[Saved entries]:
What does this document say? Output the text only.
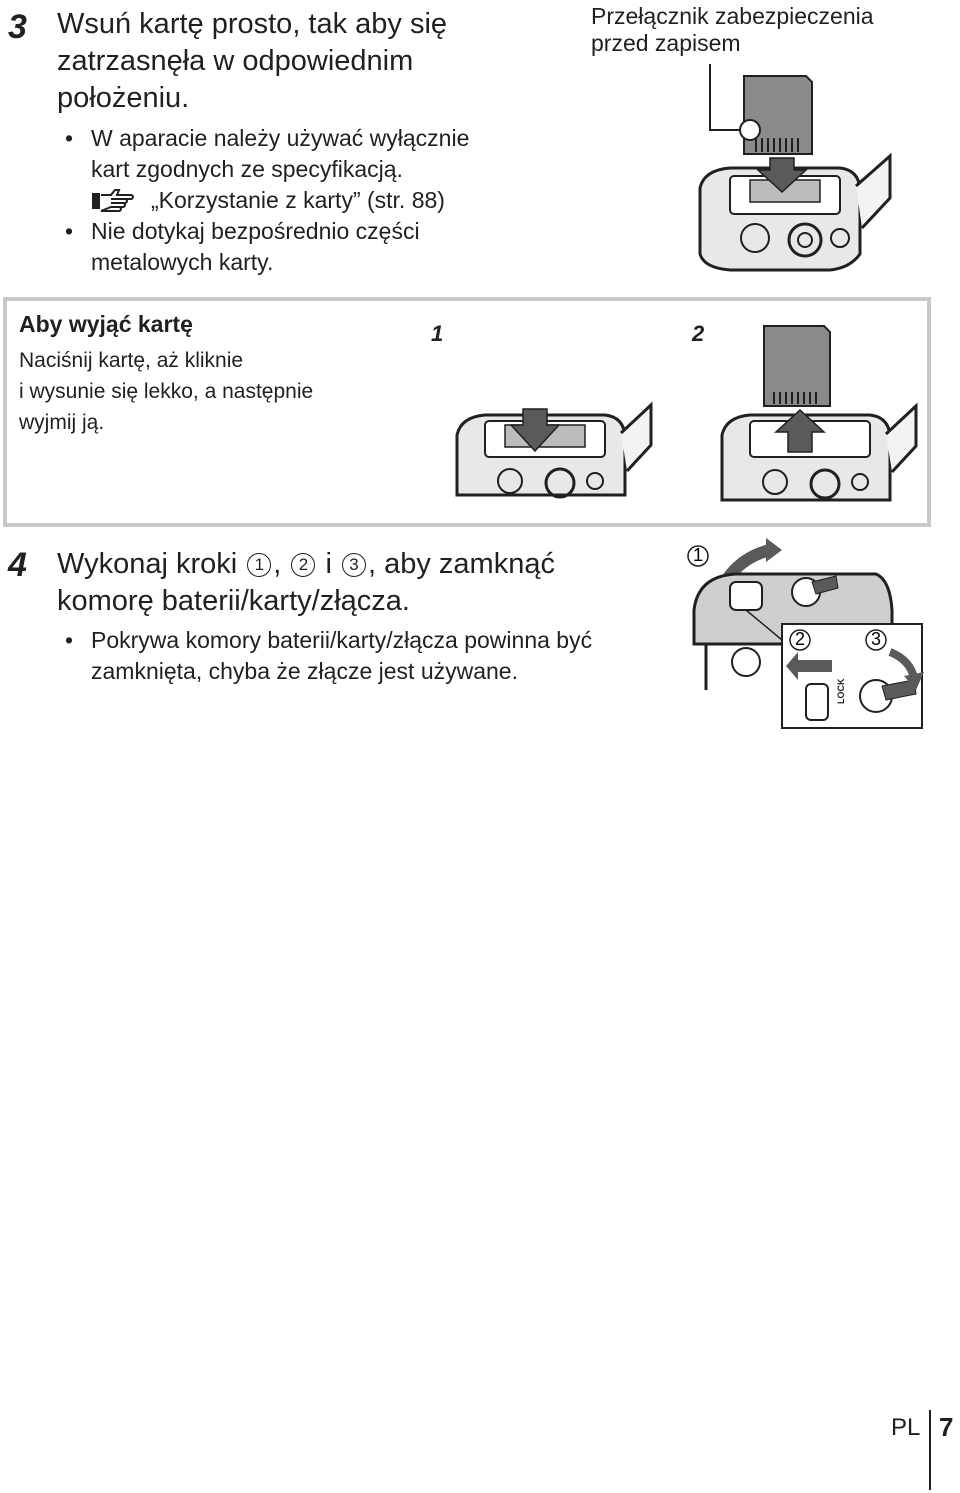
3 Wsuń kartę prosto, tak aby się
zatrzasnęła w odpowiednim
położeniu.
• W aparacie należy używać wyłącznie
kart zgodnych ze specyfikacją.
„Korzystanie z karty” (str. 88)
• Nie dotykaj bezpośrednio części
metalowych karty.
Przełącznik zabezpieczenia
przed zapisem
Aby wyjąć kartę
Naciśnij kartę, aż kliknie
i wysunie się lekko, a następnie
wyjmij ją.
1	2
4 Wykonaj kroki 1 , 2 i 3 , aby zamknąć
komorę baterii/karty/złącza.
• Pokrywa komory baterii/karty/złącza powinna być
zamknięta, chyba że złącze jest używane.
1
2	3
LOCK
PL 7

[GIVEN INSTRUCTION]:
Quote the material in full and exactly; do not carry over its pictures.

[FULL ANSWER]:
What does this document say? Output the text only.
3 Wsuń kartę prosto, tak aby się
zatrzasnęła w odpowiednim
położeniu.
• W aparacie należy używać wyłącznie
kart zgodnych ze specyfikacją.
„Korzystanie z karty” (str. 88)
• Nie dotykaj bezpośrednio części
metalowych karty.
Przełącznik zabezpieczenia
przed zapisem
Aby wyjąć kartę
Naciśnij kartę, aż kliknie
i wysunie się lekko, a następnie
wyjmij ją.
1	2
4 Wykonaj kroki 1 , 2 i 3 , aby zamknąć
komorę baterii/karty/złącza.
• Pokrywa komory baterii/karty/złącza powinna być
zamknięta, chyba że złącze jest używane.
1
2	3
LOCK
PL 7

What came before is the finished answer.